_Given request_
Repeat each record exactly. Any picture gets left out.
* Start Exercise data *
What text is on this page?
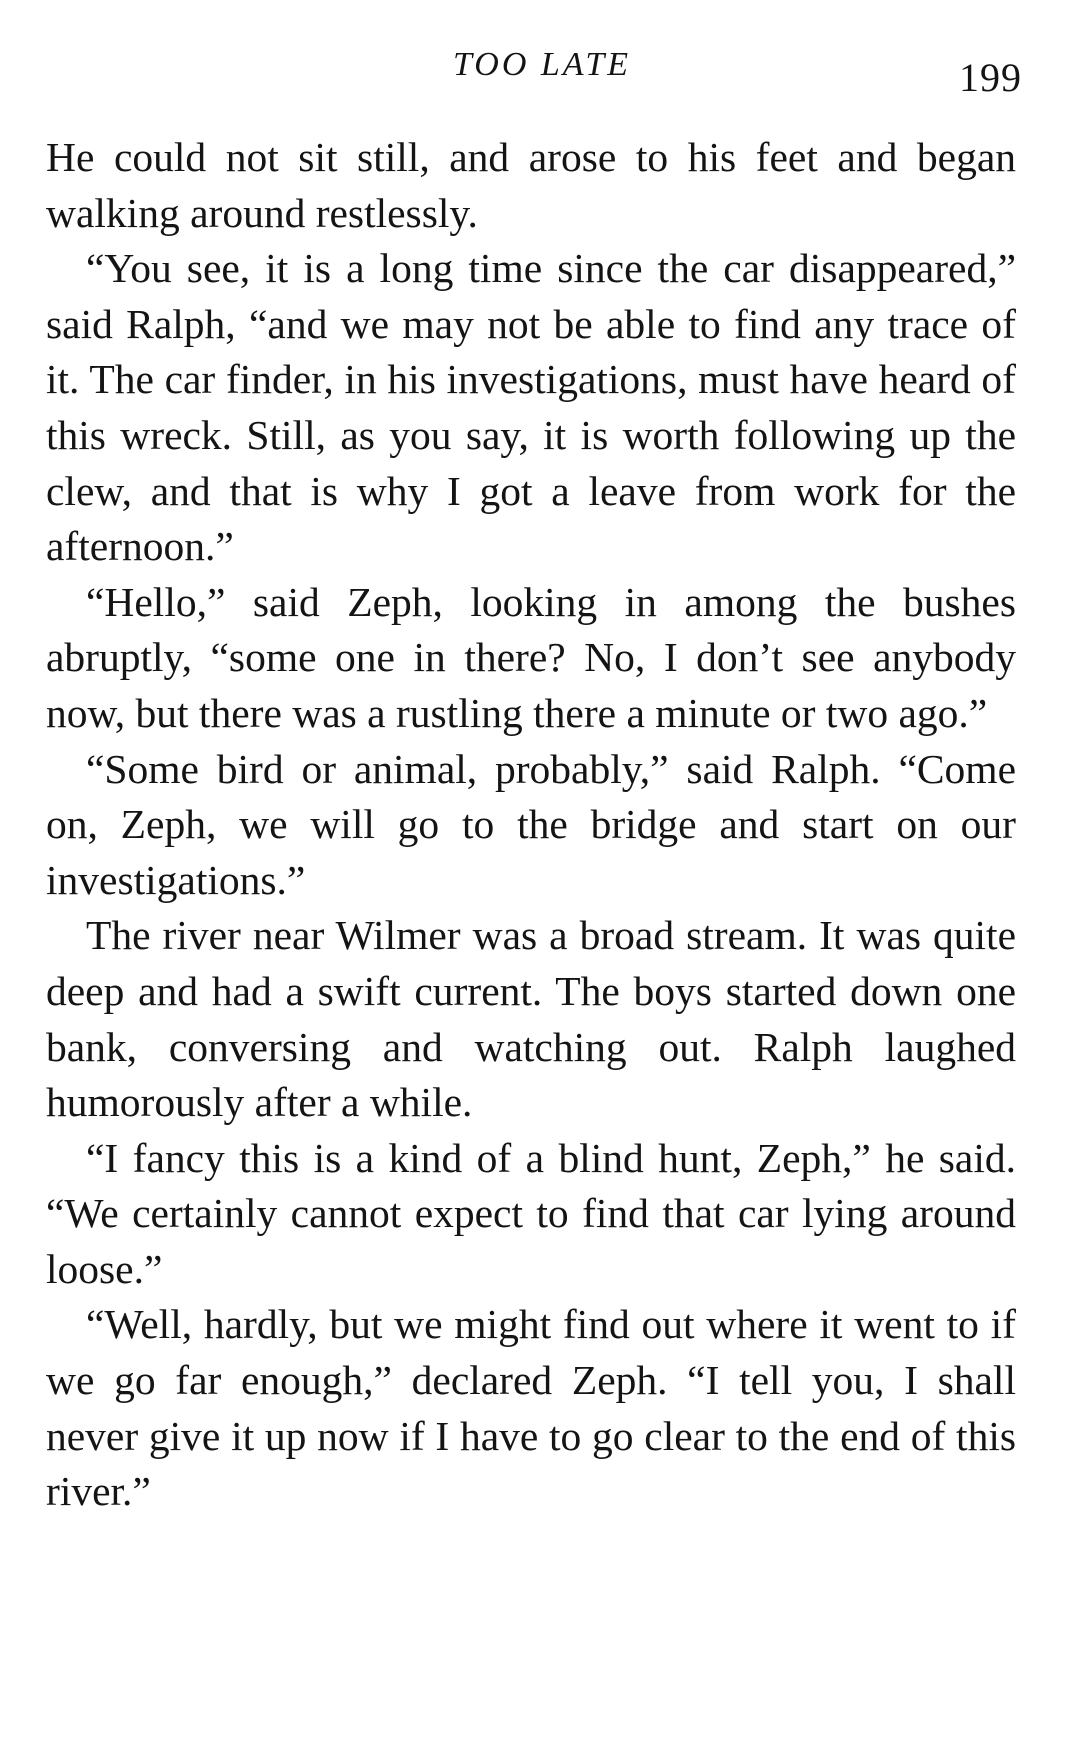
TOO LATE	199

He could not sit still, and arose to his feet and began walking around restlessly.

“You see, it is a long time since the car disappeared,” said Ralph, “and we may not be able to find any trace of it. The car finder, in his investigations, must have heard of this wreck. Still, as you say, it is worth following up the clew, and that is why I got a leave from work for the afternoon.”

“Hello,” said Zeph, looking in among the bushes abruptly, “some one in there? No, I don’t see anybody now, but there was a rustling there a minute or two ago.”

“Some bird or animal, probably,” said Ralph. “Come on, Zeph, we will go to the bridge and start on our investigations.”

The river near Wilmer was a broad stream. It was quite deep and had a swift current. The boys started down one bank, conversing and watching out. Ralph laughed humorously after a while.

“I fancy this is a kind of a blind hunt, Zeph,” he said. “We certainly cannot expect to find that car lying around loose.”

“Well, hardly, but we might find out where it went to if we go far enough,” declared Zeph. “I tell you, I shall never give it up now if I have to go clear to the end of this river.”
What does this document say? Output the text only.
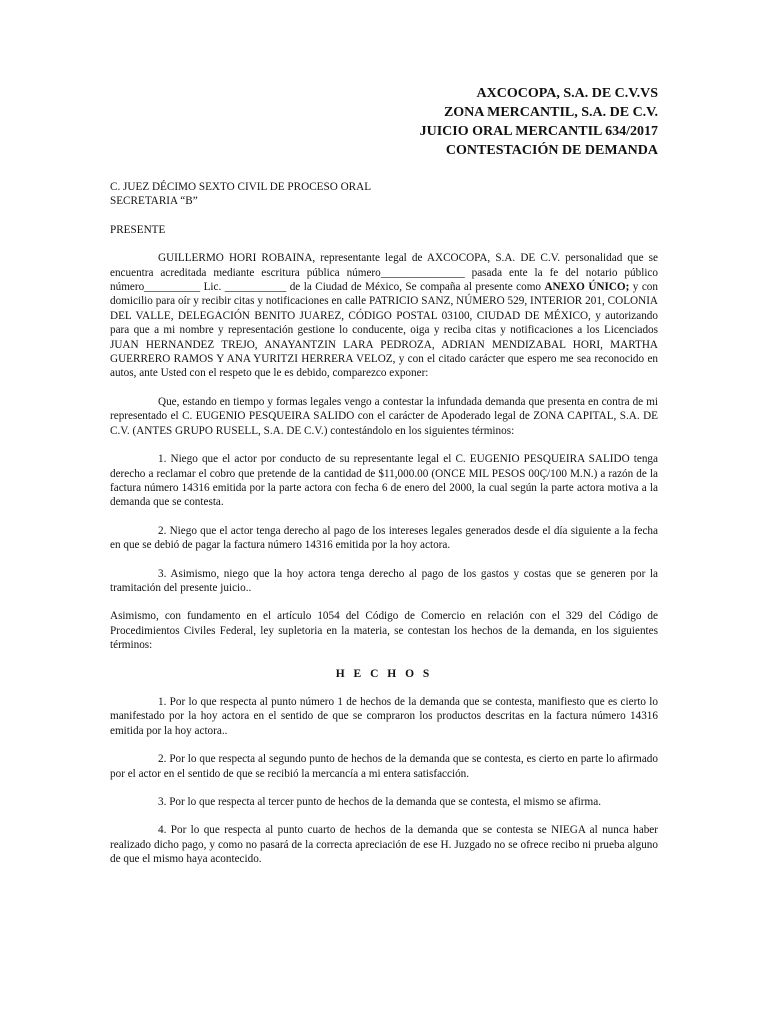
AXCOCOPA, S.A. DE C.V.VS
ZONA MERCANTIL, S.A. DE C.V.
JUICIO ORAL MERCANTIL 634/2017
CONTESTACIÓN DE DEMANDA

C. JUEZ DÉCIMO SEXTO CIVIL DE PROCESO ORAL

SECRETARIA “B”

PRESENTE

GUILLERMO HORI ROBAINA, representante legal de AXCOCOPA, S.A. DE C.V. personalidad que se encuentra acreditada mediante escritura pública número_______________ pasada ente la fe del notario público número__________ Lic. ___________ de la Ciudad de México, Se compaña al presente como ANEXO ÚNICO; y con domicilio para oír y recibir citas y notificaciones en calle PATRICIO SANZ, NÚMERO 529, INTERIOR 201, COLONIA DEL VALLE, DELEGACIÓN BENITO JUAREZ, CÓDIGO POSTAL 03100, CIUDAD DE MÉXICO, y autorizando para que a mi nombre y representación gestione lo conducente, oiga y reciba citas y notificaciones a los Licenciados JUAN HERNANDEZ TREJO, ANAYANTZIN LARA PEDROZA, ADRIAN MENDIZABAL HORI, MARTHA GUERRERO RAMOS Y ANA YURITZI HERRERA VELOZ, y con el citado carácter que espero me sea reconocido en autos, ante Usted con el respeto que le es debido, comparezco exponer:

Que, estando en tiempo y formas legales vengo a contestar la infundada demanda que presenta en contra de mi representado el C. EUGENIO PESQUEIRA SALIDO con el carácter de Apoderado legal de ZONA CAPITAL, S.A. DE C.V. (ANTES GRUPO RUSELL, S.A. DE C.V.) contestándolo en los siguientes términos:

1. Niego que el actor por conducto de su representante legal el C. EUGENIO PESQUEIRA SALIDO tenga derecho a reclamar el cobro que pretende de la cantidad de $11,000.00 (ONCE MIL PESOS 00Ç/100 M.N.) a razón de la factura número 14316 emitida por la parte actora con fecha 6 de enero del 2000, la cual según la parte actora motiva a la demanda que se contesta.

2. Niego que el actor tenga derecho al pago de los intereses legales generados desde el día siguiente a la fecha en que se debió de pagar la factura número 14316 emitida por la hoy actora.

3. Asimismo, niego que la hoy actora tenga derecho al pago de los gastos y costas que se generen por la tramitación del presente juicio..

Asimismo, con fundamento en el artículo 1054 del Código de Comercio en relación con el 329 del Código de Procedimientos Civiles Federal, ley supletoria en la materia, se contestan los hechos de la demanda, en los siguientes términos:

H E C H O S

1. Por lo que respecta al punto número 1 de hechos de la demanda que se contesta, manifiesto que es cierto lo manifestado por la hoy actora en el sentido de que se compraron los productos descritas en la factura número 14316 emitida por la hoy actora..

2. Por lo que respecta al segundo punto de hechos de la demanda que se contesta, es cierto en parte lo afirmado por el actor en el sentido de que se recibió la mercancía a mi entera satisfacción.

3. Por lo que respecta al tercer punto de hechos de la demanda que se contesta, el mismo se afirma.

4. Por lo que respecta al punto cuarto de hechos de la demanda que se contesta se NIEGA al nunca haber realizado dicho pago, y como no pasará de la correcta apreciación de ese H. Juzgado no se ofrece recibo ni prueba alguno de que el mismo haya acontecido.
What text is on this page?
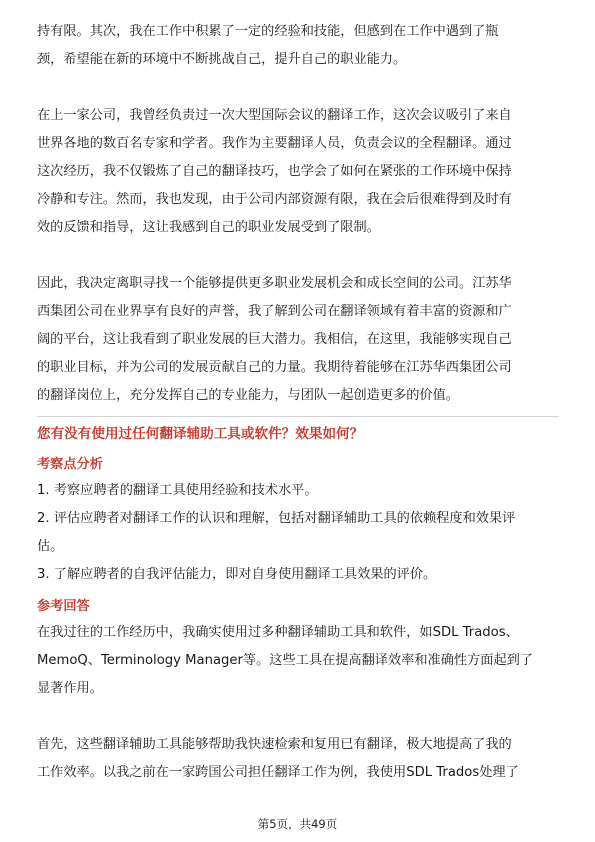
持有限。其次，我在工作中积累了一定的经验和技能，但感到在工作中遇到了瓶

颈，希望能在新的环境中不断挑战自己，提升自己的职业能力。

在上一家公司，我曾经负责过一次大型国际会议的翻译工作，这次会议吸引了来自

世界各地的数百名专家和学者。我作为主要翻译人员，负责会议的全程翻译。通过

这次经历，我不仅锻炼了自己的翻译技巧，也学会了如何在紧张的工作环境中保持

冷静和专注。然而，我也发现，由于公司内部资源有限，我在会后很难得到及时有

效的反馈和指导，这让我感到自己的职业发展受到了限制。

因此，我决定离职寻找一个能够提供更多职业发展机会和成长空间的公司。江苏华

西集团公司在业界享有良好的声誉，我了解到公司在翻译领域有着丰富的资源和广

阔的平台，这让我看到了职业发展的巨大潜力。我相信，在这里，我能够实现自己

的职业目标，并为公司的发展贡献自己的力量。我期待着能够在江苏华西集团公司

的翻译岗位上，充分发挥自己的专业能力，与团队一起创造更多的价值。

您有没有使用过任何翻译辅助工具或软件？效果如何？

考察点分析

1. 考察应聘者的翻译工具使用经验和技术水平。

2. 评估应聘者对翻译工作的认识和理解，包括对翻译辅助工具的依赖程度和效果评

估。

3. 了解应聘者的自我评估能力，即对自身使用翻译工具效果的评价。

参考回答

在我过往的工作经历中，我确实使用过多种翻译辅助工具和软件，如SDL Trados、

MemoQ、Terminology Manager等。这些工具在提高翻译效率和准确性方面起到了

显著作用。

首先，这些翻译辅助工具能够帮助我快速检索和复用已有翻译，极大地提高了我的

工作效率。以我之前在一家跨国公司担任翻译工作为例，我使用SDL Trados处理了

第5页，共49页
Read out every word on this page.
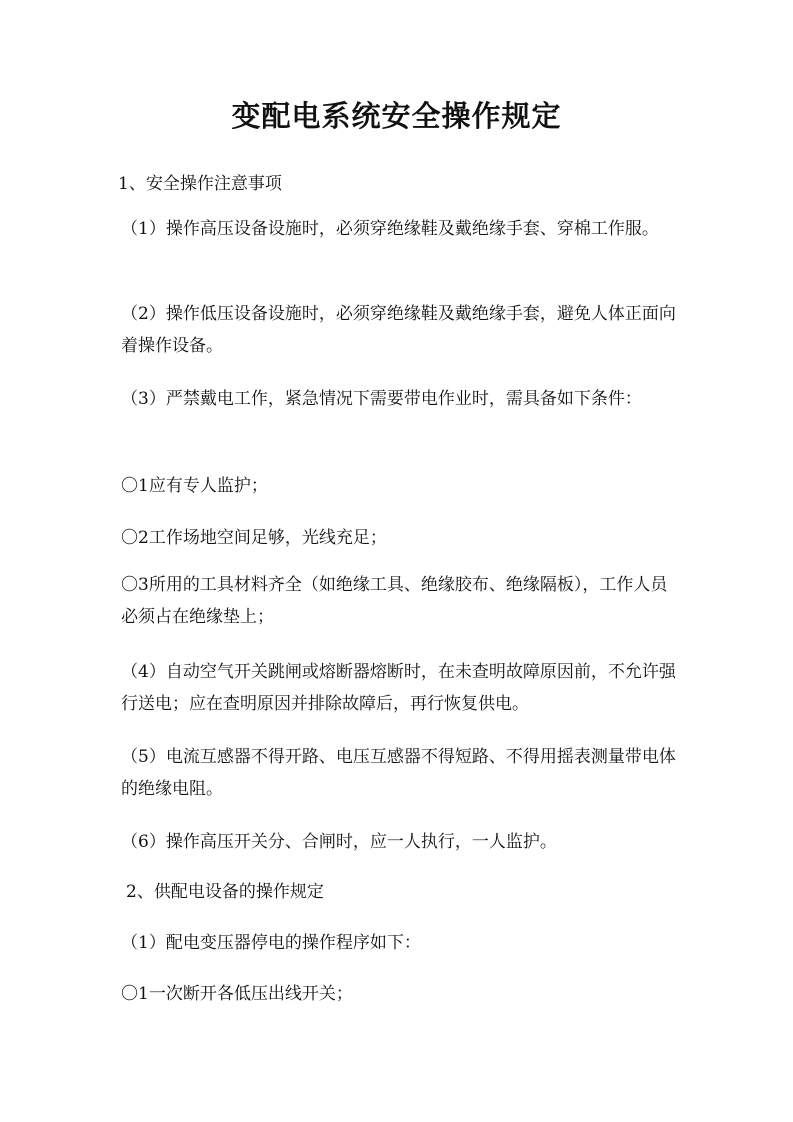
变配电系统安全操作规定

1、安全操作注意事项

（1）操作高压设备设施时，必须穿绝缘鞋及戴绝缘手套、穿棉工作服。

（2）操作低压设备设施时，必须穿绝缘鞋及戴绝缘手套，避免人体正面向着操作设备。

（3）严禁戴电工作，紧急情况下需要带电作业时，需具备如下条件：

〇1应有专人监护；

〇2工作场地空间足够，光线充足；

〇3所用的工具材料齐全（如绝缘工具、绝缘胶布、绝缘隔板），工作人员必须占在绝缘垫上；

（4）自动空气开关跳闸或熔断器熔断时，在未查明故障原因前，不允许强行送电；应在查明原因并排除故障后，再行恢复供电。

（5）电流互感器不得开路、电压互感器不得短路、不得用摇表测量带电体的绝缘电阻。

（6）操作高压开关分、合闸时，应一人执行，一人监护。

2、供配电设备的操作规定

（1）配电变压器停电的操作程序如下：

〇1一次断开各低压出线开关；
* End Exercise data *
_Exercise output_
What text is on this page?
TOO LATE	199

He could not sit still, and arose to his feet and began walking around restlessly.

“You see, it is a long time since the car disappeared,” said Ralph, “and we may not be able to find any trace of it. The car finder, in his investigations, must have heard of this wreck. Still, as you say, it is worth following up the clew, and that is why I got a leave from work for the afternoon.”

“Hello,” said Zeph, looking in among the bushes abruptly, “some one in there? No, I don’t see anybody now, but there was a rustling there a minute or two ago.”

“Some bird or animal, probably,” said Ralph. “Come on, Zeph, we will go to the bridge and start on our investigations.”

The river near Wilmer was a broad stream. It was quite deep and had a swift current. The boys started down one bank, conversing and watching out. Ralph laughed humorously after a while.

“I fancy this is a kind of a blind hunt, Zeph,” he said. “We certainly cannot expect to find that car lying around loose.”

“Well, hardly, but we might find out where it went to if we go far enough,” declared Zeph. “I tell you, I shall never give it up now if I have to go clear to the end of this river.”
What does this document say? Output the text only.
AXCOCOPA, S.A. DE C.V.VS
ZONA MERCANTIL, S.A. DE C.V.
JUICIO ORAL MERCANTIL 634/2017
CONTESTACIÓN DE DEMANDA

C. JUEZ DÉCIMO SEXTO CIVIL DE PROCESO ORAL

SECRETARIA “B”

PRESENTE

GUILLERMO HORI ROBAINA, representante legal de AXCOCOPA, S.A. DE C.V. personalidad que se encuentra acreditada mediante escritura pública número_______________ pasada ente la fe del notario público número__________ Lic. ___________ de la Ciudad de México, Se compaña al presente como ANEXO ÚNICO; y con domicilio para oír y recibir citas y notificaciones en calle PATRICIO SANZ, NÚMERO 529, INTERIOR 201, COLONIA DEL VALLE, DELEGACIÓN BENITO JUAREZ, CÓDIGO POSTAL 03100, CIUDAD DE MÉXICO, y autorizando para que a mi nombre y representación gestione lo conducente, oiga y reciba citas y notificaciones a los Licenciados JUAN HERNANDEZ TREJO, ANAYANTZIN LARA PEDROZA, ADRIAN MENDIZABAL HORI, MARTHA GUERRERO RAMOS Y ANA YURITZI HERRERA VELOZ, y con el citado carácter que espero me sea reconocido en autos, ante Usted con el respeto que le es debido, comparezco exponer:

Que, estando en tiempo y formas legales vengo a contestar la infundada demanda que presenta en contra de mi representado el C. EUGENIO PESQUEIRA SALIDO con el carácter de Apoderado legal de ZONA CAPITAL, S.A. DE C.V. (ANTES GRUPO RUSELL, S.A. DE C.V.) contestándolo en los siguientes términos:

1. Niego que el actor por conducto de su representante legal el C. EUGENIO PESQUEIRA SALIDO tenga derecho a reclamar el cobro que pretende de la cantidad de $11,000.00 (ONCE MIL PESOS 00Ç/100 M.N.) a razón de la factura número 14316 emitida por la parte actora con fecha 6 de enero del 2000, la cual según la parte actora motiva a la demanda que se contesta.

2. Niego que el actor tenga derecho al pago de los intereses legales generados desde el día siguiente a la fecha en que se debió de pagar la factura número 14316 emitida por la hoy actora.

3. Asimismo, niego que la hoy actora tenga derecho al pago de los gastos y costas que se generen por la tramitación del presente juicio..

Asimismo, con fundamento en el artículo 1054 del Código de Comercio en relación con el 329 del Código de Procedimientos Civiles Federal, ley supletoria en la materia, se contestan los hechos de la demanda, en los siguientes términos:

H E C H O S

1. Por lo que respecta al punto número 1 de hechos de la demanda que se contesta, manifiesto que es cierto lo manifestado por la hoy actora en el sentido de que se compraron los productos descritas en la factura número 14316 emitida por la hoy actora..

2. Por lo que respecta al segundo punto de hechos de la demanda que se contesta, es cierto en parte lo afirmado por el actor en el sentido de que se recibió la mercancía a mi entera satisfacción.

3. Por lo que respecta al tercer punto de hechos de la demanda que se contesta, el mismo se afirma.

4. Por lo que respecta al punto cuarto de hechos de la demanda que se contesta se NIEGA al nunca haber realizado dicho pago, y como no pasará de la correcta apreciación de ese H. Juzgado no se ofrece recibo ni prueba alguno de que el mismo haya acontecido.
What text is on this page?
持有限。其次，我在工作中积累了一定的经验和技能，但感到在工作中遇到了瓶

颈，希望能在新的环境中不断挑战自己，提升自己的职业能力。

在上一家公司，我曾经负责过一次大型国际会议的翻译工作，这次会议吸引了来自

世界各地的数百名专家和学者。我作为主要翻译人员，负责会议的全程翻译。通过

这次经历，我不仅锻炼了自己的翻译技巧，也学会了如何在紧张的工作环境中保持

冷静和专注。然而，我也发现，由于公司内部资源有限，我在会后很难得到及时有

效的反馈和指导，这让我感到自己的职业发展受到了限制。

因此，我决定离职寻找一个能够提供更多职业发展机会和成长空间的公司。江苏华

西集团公司在业界享有良好的声誉，我了解到公司在翻译领域有着丰富的资源和广

阔的平台，这让我看到了职业发展的巨大潜力。我相信，在这里，我能够实现自己

的职业目标，并为公司的发展贡献自己的力量。我期待着能够在江苏华西集团公司

的翻译岗位上，充分发挥自己的专业能力，与团队一起创造更多的价值。

您有没有使用过任何翻译辅助工具或软件？效果如何？

考察点分析

1. 考察应聘者的翻译工具使用经验和技术水平。

2. 评估应聘者对翻译工作的认识和理解，包括对翻译辅助工具的依赖程度和效果评

估。

3. 了解应聘者的自我评估能力，即对自身使用翻译工具效果的评价。

参考回答

在我过往的工作经历中，我确实使用过多种翻译辅助工具和软件，如SDL Trados、

MemoQ、Terminology Manager等。这些工具在提高翻译效率和准确性方面起到了

显著作用。

首先，这些翻译辅助工具能够帮助我快速检索和复用已有翻译，极大地提高了我的

工作效率。以我之前在一家跨国公司担任翻译工作为例，我使用SDL Trados处理了

第5页，共49页
Read out every word on this page.
变配电系统安全操作规定

1、安全操作注意事项

（1）操作高压设备设施时，必须穿绝缘鞋及戴绝缘手套、穿棉工作服。

（2）操作低压设备设施时，必须穿绝缘鞋及戴绝缘手套，避免人体正面向着操作设备。

（3）严禁戴电工作，紧急情况下需要带电作业时，需具备如下条件：

〇1应有专人监护；

〇2工作场地空间足够，光线充足；

〇3所用的工具材料齐全（如绝缘工具、绝缘胶布、绝缘隔板），工作人员必须占在绝缘垫上；

（4）自动空气开关跳闸或熔断器熔断时，在未查明故障原因前，不允许强行送电；应在查明原因并排除故障后，再行恢复供电。

（5）电流互感器不得开路、电压互感器不得短路、不得用摇表测量带电体的绝缘电阻。

（6）操作高压开关分、合闸时，应一人执行，一人监护。

2、供配电设备的操作规定

（1）配电变压器停电的操作程序如下：

〇1一次断开各低压出线开关；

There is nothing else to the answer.